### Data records
====================
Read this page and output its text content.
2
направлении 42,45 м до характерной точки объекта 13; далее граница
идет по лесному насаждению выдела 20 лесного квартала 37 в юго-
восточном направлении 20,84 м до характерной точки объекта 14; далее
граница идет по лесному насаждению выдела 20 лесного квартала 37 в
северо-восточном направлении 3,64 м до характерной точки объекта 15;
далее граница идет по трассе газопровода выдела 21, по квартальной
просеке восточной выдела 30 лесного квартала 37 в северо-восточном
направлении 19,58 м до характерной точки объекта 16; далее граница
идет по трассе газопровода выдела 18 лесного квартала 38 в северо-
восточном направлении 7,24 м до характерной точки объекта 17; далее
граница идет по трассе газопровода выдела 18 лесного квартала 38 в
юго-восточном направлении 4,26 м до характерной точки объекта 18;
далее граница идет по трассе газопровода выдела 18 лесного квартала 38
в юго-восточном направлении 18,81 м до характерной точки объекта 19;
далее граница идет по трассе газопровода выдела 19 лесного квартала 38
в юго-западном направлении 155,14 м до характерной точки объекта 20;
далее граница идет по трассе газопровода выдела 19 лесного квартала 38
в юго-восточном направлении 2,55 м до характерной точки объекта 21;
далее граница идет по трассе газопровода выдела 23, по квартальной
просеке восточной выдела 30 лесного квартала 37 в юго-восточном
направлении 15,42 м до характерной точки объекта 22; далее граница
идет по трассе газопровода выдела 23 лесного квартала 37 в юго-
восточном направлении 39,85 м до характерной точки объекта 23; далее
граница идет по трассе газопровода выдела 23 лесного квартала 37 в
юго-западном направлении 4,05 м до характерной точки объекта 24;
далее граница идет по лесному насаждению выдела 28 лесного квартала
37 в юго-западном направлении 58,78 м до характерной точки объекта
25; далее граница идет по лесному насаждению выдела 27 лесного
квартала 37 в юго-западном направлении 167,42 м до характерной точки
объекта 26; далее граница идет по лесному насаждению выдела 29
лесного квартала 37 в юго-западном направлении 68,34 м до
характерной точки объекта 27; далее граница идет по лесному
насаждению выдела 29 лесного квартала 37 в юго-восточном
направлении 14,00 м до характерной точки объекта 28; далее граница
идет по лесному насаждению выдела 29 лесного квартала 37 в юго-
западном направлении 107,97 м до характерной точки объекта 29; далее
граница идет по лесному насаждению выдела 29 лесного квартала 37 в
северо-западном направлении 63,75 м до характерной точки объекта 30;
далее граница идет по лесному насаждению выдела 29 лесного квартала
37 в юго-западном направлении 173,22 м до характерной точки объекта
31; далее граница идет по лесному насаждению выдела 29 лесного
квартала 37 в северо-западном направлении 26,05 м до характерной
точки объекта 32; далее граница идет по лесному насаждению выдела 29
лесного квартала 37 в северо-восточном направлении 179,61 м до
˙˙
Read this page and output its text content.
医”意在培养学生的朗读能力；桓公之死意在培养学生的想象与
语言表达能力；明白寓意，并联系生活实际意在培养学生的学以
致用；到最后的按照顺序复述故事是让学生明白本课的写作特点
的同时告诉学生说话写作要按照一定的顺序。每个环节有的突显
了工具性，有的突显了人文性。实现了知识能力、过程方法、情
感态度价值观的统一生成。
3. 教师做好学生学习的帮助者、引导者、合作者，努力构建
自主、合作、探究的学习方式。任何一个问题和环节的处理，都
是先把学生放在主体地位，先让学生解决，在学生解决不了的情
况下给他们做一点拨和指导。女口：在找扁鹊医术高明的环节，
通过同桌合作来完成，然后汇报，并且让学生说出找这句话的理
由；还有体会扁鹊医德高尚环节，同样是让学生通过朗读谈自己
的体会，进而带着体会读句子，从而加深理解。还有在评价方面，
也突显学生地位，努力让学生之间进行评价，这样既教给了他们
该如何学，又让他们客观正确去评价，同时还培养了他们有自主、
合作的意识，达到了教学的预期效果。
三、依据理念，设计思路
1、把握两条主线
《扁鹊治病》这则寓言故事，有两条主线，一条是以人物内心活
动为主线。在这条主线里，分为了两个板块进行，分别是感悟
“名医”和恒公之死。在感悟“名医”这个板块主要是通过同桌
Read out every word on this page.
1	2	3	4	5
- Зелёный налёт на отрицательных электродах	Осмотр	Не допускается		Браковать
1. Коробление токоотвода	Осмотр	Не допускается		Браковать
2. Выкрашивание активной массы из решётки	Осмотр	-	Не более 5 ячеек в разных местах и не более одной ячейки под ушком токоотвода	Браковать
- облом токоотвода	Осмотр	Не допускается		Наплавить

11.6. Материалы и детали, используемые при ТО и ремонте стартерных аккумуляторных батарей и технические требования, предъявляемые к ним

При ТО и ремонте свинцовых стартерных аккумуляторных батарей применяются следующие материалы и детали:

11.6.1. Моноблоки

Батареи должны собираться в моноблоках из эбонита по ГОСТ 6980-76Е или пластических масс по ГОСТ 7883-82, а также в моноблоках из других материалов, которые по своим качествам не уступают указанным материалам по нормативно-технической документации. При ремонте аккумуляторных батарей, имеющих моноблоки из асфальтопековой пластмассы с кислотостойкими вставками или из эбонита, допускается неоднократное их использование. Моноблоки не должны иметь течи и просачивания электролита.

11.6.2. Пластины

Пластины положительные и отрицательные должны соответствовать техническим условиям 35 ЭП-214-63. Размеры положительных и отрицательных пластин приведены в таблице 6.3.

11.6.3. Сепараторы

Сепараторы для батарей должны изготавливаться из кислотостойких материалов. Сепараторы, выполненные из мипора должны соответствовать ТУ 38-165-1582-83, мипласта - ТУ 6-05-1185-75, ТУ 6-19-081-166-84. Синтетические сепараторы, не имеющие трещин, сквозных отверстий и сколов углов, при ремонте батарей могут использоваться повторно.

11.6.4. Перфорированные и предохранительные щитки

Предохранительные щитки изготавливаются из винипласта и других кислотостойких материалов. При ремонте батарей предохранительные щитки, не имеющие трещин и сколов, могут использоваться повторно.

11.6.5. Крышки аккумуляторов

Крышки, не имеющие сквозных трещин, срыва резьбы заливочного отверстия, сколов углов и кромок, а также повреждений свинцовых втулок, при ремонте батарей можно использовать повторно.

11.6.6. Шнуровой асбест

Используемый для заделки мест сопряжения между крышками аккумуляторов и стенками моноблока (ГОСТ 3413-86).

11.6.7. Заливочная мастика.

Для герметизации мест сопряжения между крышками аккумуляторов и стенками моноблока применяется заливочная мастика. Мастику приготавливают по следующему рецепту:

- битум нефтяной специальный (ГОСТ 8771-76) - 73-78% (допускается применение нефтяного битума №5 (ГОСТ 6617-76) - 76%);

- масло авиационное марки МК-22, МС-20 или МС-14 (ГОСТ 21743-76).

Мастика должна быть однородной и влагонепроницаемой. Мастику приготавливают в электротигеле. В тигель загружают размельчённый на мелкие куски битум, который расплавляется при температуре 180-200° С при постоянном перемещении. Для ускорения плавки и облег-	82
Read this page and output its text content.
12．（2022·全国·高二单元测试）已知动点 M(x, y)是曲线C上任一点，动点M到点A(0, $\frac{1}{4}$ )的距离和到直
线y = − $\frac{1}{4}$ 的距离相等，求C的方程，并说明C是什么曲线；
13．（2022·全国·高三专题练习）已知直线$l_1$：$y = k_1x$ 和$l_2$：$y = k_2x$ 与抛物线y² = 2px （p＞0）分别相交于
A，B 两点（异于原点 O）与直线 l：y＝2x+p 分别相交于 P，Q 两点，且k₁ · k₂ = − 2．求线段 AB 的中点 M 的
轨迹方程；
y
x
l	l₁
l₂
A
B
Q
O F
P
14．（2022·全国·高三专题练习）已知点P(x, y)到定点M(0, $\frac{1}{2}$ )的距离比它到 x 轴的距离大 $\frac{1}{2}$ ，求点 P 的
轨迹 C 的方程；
====================
Look through the lines above and collect those with the word "просеке".

### Completed task
просеке восточной выдела 30 лесного квартала 37 в северо-восточном
просеке восточной выдела 30 лесного квартала 37 в юго-восточном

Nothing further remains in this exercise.